What you have to do: Gather every line below where "title" appears.

-------- Records for processing --------

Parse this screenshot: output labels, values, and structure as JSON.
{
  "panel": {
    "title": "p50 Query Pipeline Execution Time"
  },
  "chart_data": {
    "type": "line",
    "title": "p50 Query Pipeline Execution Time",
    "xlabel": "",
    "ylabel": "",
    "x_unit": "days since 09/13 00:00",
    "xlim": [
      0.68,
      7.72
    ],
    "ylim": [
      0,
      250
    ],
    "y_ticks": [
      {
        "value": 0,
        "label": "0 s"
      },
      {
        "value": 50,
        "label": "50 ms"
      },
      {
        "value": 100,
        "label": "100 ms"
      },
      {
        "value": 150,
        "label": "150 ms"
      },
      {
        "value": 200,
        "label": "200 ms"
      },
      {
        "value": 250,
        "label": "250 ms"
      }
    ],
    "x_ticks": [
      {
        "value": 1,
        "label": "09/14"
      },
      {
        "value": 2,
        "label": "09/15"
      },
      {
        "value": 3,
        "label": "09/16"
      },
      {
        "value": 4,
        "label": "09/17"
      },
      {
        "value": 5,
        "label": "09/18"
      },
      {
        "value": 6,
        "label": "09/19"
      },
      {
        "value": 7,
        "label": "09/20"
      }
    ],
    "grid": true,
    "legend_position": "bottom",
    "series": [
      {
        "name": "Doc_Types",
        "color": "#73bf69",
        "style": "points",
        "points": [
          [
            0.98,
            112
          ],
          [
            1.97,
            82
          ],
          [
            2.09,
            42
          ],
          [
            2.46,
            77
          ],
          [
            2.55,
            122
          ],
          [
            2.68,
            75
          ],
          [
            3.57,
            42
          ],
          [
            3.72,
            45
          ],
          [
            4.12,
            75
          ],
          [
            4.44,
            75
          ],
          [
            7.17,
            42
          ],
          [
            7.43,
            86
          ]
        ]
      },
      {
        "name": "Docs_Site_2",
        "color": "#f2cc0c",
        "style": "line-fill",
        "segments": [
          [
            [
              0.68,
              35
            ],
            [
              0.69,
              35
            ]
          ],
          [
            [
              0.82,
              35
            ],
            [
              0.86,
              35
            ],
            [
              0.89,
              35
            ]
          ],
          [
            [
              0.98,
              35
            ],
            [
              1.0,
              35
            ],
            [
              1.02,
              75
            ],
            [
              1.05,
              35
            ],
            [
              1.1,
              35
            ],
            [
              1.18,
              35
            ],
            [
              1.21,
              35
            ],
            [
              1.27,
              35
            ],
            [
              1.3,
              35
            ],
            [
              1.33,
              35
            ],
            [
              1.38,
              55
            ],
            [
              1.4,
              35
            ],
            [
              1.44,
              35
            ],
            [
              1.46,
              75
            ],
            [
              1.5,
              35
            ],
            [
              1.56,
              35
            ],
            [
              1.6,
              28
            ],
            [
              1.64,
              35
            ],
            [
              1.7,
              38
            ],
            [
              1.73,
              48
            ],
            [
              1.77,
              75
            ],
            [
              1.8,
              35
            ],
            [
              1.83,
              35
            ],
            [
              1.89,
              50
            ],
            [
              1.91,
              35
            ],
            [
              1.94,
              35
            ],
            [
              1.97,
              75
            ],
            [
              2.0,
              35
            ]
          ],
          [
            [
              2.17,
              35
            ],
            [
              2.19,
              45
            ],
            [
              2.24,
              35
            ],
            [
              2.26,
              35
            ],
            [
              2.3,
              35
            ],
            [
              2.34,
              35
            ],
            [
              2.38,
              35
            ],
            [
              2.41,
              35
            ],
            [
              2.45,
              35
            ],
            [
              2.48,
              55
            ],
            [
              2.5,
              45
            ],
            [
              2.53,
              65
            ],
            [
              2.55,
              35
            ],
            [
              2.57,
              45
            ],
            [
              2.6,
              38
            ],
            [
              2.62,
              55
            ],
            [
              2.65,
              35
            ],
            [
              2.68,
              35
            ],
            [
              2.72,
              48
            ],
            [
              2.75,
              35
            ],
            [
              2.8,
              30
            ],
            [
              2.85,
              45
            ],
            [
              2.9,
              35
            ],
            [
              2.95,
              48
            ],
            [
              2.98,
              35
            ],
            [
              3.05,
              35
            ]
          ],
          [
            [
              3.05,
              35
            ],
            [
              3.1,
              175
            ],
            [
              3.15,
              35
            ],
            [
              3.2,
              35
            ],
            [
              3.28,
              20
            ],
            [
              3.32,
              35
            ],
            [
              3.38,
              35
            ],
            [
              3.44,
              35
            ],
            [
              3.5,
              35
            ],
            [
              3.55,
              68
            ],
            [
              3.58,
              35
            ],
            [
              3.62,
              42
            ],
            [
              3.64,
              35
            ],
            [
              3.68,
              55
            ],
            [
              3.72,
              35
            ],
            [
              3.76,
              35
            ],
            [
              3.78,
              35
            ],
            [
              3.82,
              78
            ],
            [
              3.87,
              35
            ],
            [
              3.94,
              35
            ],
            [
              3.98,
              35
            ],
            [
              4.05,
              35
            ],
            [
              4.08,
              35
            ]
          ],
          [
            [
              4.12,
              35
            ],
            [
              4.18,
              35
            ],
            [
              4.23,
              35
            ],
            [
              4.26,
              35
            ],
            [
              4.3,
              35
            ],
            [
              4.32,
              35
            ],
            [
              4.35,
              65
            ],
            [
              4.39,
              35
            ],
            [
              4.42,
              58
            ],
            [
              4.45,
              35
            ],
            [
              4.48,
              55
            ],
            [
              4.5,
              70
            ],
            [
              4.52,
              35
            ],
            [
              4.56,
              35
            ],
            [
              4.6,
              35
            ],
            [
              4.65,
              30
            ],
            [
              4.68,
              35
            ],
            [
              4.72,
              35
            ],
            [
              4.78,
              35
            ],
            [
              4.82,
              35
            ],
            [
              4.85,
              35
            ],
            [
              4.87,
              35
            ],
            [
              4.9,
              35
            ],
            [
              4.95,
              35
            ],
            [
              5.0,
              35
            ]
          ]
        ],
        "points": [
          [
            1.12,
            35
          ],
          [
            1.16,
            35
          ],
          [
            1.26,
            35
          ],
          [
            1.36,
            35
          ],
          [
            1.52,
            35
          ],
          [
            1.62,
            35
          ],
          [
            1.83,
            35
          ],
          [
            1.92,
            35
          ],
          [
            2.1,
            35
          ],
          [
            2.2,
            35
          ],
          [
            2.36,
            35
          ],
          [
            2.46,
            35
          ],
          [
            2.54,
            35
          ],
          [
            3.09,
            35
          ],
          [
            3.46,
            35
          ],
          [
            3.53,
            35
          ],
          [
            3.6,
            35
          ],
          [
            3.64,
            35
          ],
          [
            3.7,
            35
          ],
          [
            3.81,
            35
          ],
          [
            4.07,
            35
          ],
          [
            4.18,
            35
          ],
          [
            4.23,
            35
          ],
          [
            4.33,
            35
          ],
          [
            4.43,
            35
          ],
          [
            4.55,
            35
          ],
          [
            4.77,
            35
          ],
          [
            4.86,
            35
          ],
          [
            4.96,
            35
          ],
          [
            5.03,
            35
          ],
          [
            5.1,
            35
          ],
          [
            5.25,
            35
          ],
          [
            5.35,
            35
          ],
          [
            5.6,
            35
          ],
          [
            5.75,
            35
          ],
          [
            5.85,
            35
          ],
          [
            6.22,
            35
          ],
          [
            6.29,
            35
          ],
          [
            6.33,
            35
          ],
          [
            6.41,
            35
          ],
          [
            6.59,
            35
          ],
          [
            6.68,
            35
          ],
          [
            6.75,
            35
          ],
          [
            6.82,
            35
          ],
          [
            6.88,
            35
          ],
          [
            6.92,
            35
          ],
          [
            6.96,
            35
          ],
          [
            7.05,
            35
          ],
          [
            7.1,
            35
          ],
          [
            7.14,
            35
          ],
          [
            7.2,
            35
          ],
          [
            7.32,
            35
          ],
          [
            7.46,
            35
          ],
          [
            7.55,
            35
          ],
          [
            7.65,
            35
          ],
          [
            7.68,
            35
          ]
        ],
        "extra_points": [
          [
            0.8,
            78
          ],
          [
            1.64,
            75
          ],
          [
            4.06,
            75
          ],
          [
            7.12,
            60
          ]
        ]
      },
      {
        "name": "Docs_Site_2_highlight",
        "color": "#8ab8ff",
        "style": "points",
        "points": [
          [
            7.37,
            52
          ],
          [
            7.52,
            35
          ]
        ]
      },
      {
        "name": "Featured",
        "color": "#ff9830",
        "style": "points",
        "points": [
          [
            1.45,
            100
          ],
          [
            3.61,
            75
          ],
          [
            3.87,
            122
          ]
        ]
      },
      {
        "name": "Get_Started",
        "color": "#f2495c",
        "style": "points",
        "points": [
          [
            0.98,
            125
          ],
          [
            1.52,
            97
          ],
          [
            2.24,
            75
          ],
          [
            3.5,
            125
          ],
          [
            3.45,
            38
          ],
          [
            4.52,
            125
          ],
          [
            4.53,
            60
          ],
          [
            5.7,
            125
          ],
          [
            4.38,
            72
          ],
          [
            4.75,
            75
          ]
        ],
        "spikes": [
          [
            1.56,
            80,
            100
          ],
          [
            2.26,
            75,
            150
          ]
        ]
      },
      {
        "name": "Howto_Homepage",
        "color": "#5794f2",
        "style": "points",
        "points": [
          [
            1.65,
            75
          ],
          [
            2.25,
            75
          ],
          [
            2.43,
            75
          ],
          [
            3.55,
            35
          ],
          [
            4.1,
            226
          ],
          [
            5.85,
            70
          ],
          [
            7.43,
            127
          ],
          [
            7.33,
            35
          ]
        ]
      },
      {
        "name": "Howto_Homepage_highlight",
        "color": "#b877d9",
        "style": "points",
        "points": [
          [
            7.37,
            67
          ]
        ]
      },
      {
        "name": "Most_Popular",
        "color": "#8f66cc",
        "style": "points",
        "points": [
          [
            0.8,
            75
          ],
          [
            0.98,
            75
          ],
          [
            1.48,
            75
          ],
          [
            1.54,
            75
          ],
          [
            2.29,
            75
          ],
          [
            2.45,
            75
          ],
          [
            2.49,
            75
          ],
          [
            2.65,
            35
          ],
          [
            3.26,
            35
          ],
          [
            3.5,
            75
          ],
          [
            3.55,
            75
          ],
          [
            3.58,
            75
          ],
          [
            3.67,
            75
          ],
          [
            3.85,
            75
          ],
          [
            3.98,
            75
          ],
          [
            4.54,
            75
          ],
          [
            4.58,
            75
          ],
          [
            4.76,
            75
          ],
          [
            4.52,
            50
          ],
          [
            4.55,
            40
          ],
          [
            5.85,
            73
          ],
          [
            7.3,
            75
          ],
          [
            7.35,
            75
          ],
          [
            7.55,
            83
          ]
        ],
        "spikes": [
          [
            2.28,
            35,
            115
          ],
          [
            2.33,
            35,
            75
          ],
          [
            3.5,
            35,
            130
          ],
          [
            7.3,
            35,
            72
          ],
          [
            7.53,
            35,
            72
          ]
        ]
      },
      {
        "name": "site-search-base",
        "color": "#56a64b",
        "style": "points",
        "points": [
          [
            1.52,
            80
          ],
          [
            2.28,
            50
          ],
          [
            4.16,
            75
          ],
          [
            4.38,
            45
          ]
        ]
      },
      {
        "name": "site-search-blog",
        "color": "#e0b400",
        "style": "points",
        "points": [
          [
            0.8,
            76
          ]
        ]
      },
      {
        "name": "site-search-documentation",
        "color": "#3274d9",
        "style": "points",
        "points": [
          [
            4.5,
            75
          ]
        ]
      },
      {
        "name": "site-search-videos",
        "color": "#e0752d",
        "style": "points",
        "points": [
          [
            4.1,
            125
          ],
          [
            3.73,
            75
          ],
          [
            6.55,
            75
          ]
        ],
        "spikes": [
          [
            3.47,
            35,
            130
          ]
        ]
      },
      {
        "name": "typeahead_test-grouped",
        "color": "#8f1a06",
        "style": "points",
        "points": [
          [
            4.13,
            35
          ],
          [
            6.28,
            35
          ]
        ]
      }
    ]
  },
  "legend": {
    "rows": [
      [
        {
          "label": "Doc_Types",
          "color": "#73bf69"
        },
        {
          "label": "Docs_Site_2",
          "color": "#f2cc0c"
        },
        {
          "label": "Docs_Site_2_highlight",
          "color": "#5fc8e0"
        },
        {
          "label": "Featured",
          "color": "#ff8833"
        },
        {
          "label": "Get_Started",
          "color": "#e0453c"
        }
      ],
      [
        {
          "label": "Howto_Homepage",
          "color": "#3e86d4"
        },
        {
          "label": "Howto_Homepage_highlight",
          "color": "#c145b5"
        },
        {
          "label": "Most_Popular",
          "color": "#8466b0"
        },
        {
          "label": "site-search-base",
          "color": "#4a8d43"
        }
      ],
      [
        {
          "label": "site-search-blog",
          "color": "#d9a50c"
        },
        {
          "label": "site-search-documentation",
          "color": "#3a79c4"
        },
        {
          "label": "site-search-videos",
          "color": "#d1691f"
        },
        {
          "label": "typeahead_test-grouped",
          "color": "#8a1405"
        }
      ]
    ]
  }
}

--------

Worked solution:
    "title": "p50 Query Pipeline Execution Time"
    "title": "p50 Query Pipeline Execution Time",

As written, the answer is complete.